● Written problem
Locate every line in the records below that holds the word "其余乐器自备" and return each one.
-- Start --
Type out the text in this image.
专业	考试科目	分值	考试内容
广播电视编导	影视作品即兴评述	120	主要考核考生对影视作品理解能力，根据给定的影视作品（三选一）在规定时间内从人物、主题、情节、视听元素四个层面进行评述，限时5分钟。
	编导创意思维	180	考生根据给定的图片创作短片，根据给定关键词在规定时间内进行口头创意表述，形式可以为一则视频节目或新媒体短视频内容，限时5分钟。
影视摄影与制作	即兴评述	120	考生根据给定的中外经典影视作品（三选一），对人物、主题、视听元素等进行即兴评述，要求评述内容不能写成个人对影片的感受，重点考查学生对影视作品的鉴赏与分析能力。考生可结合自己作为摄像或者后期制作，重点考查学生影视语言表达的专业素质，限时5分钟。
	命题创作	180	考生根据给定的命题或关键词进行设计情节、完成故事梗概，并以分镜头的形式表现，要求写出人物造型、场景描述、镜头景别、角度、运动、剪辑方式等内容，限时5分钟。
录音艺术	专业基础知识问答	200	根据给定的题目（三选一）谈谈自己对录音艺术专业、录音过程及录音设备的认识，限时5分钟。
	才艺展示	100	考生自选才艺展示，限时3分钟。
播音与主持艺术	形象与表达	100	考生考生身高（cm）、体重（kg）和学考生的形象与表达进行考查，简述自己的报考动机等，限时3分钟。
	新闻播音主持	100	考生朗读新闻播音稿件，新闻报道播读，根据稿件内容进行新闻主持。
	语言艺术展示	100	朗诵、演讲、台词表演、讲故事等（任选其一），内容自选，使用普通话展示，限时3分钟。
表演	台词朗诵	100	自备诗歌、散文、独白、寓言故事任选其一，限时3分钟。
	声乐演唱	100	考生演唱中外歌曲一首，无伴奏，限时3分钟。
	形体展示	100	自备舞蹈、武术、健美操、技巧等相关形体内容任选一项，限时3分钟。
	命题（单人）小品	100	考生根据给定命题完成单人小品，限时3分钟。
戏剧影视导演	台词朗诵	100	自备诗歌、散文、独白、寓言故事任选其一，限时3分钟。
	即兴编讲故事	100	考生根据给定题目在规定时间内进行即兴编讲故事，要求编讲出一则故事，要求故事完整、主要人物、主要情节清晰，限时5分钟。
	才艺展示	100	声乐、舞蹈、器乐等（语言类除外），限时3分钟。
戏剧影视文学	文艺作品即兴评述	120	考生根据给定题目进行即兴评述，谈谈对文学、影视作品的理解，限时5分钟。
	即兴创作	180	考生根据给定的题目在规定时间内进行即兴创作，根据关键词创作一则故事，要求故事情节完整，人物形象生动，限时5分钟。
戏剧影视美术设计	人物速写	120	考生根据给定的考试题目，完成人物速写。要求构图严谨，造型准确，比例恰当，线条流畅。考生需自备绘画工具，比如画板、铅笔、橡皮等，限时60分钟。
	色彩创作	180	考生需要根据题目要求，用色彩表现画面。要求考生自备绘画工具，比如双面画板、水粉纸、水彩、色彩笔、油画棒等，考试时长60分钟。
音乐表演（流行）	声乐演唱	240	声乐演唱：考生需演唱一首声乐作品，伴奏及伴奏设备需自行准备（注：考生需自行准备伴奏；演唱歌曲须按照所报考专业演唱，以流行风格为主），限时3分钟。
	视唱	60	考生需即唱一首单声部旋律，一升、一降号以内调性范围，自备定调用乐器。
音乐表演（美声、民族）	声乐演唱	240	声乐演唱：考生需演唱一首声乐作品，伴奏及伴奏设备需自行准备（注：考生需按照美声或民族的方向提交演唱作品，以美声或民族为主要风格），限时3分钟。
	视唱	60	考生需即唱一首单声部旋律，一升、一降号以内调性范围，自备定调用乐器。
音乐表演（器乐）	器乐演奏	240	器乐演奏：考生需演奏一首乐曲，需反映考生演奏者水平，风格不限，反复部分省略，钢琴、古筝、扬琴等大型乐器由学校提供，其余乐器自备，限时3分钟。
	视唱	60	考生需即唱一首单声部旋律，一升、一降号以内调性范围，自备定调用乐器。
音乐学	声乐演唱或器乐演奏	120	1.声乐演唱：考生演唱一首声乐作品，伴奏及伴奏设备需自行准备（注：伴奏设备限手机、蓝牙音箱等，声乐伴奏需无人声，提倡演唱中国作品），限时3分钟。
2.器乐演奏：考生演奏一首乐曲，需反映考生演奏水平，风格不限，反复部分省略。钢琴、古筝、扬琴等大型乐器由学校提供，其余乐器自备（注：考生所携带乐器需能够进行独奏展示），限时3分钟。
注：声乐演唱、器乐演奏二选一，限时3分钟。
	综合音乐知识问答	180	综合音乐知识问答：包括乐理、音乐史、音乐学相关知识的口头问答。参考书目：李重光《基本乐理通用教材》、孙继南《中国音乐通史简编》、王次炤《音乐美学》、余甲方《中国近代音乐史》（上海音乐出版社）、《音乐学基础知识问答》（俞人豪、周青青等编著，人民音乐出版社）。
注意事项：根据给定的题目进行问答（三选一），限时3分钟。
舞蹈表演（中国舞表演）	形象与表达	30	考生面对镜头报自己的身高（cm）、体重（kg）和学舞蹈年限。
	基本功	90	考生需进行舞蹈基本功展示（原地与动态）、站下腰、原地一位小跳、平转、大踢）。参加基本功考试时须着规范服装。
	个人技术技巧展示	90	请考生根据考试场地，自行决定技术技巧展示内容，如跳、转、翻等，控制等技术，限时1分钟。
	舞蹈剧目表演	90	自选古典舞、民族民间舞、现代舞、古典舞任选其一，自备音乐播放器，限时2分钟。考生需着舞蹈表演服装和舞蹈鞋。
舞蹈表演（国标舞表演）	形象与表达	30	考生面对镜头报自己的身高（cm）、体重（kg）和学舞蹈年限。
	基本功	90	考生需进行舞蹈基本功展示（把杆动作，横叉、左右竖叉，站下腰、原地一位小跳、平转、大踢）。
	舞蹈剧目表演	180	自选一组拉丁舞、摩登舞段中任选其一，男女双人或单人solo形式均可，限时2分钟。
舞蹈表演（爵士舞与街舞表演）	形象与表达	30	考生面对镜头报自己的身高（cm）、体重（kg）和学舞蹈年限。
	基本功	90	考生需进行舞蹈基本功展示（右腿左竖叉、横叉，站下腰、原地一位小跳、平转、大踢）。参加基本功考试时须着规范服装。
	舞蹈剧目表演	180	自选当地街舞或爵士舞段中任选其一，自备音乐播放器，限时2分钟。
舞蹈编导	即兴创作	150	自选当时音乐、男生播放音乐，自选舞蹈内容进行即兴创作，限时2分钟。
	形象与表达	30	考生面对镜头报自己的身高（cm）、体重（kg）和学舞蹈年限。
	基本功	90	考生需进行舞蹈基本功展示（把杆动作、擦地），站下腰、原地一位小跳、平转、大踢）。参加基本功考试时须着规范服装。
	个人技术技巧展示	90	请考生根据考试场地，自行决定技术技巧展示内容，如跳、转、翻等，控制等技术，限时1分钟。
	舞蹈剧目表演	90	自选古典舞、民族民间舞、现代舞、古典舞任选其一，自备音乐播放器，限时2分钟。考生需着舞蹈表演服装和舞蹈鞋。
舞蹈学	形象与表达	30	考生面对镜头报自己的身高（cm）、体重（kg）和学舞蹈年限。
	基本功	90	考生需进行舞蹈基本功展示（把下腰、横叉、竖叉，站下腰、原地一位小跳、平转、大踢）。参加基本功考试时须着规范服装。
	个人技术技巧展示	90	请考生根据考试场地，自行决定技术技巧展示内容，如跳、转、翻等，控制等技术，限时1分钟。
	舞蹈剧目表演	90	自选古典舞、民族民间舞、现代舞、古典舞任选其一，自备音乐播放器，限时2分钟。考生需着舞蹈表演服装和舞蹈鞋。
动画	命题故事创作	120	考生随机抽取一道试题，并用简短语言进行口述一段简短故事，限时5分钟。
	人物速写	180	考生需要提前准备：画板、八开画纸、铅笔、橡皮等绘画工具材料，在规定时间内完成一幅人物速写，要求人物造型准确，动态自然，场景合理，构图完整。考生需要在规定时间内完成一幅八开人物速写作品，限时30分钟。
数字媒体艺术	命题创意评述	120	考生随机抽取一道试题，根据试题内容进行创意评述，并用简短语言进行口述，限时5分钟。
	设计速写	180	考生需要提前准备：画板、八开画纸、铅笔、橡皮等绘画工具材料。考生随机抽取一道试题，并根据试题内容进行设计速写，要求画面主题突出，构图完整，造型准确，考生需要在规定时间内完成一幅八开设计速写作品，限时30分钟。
-- End --
● Solution for this task
音乐表演（器乐）	器乐演奏	240	器乐演奏：考生需演奏一首乐曲，需反映考生演奏者水平，风格不限，反复部分省略，钢琴、古筝、扬琴等大型乐器由学校提供，其余乐器自备，限时3分钟。
2.器乐演奏：考生演奏一首乐曲，需反映考生演奏水平，风格不限，反复部分省略。钢琴、古筝、扬琴等大型乐器由学校提供，其余乐器自备（注：考生所携带乐器需能够进行独奏展示），限时3分钟。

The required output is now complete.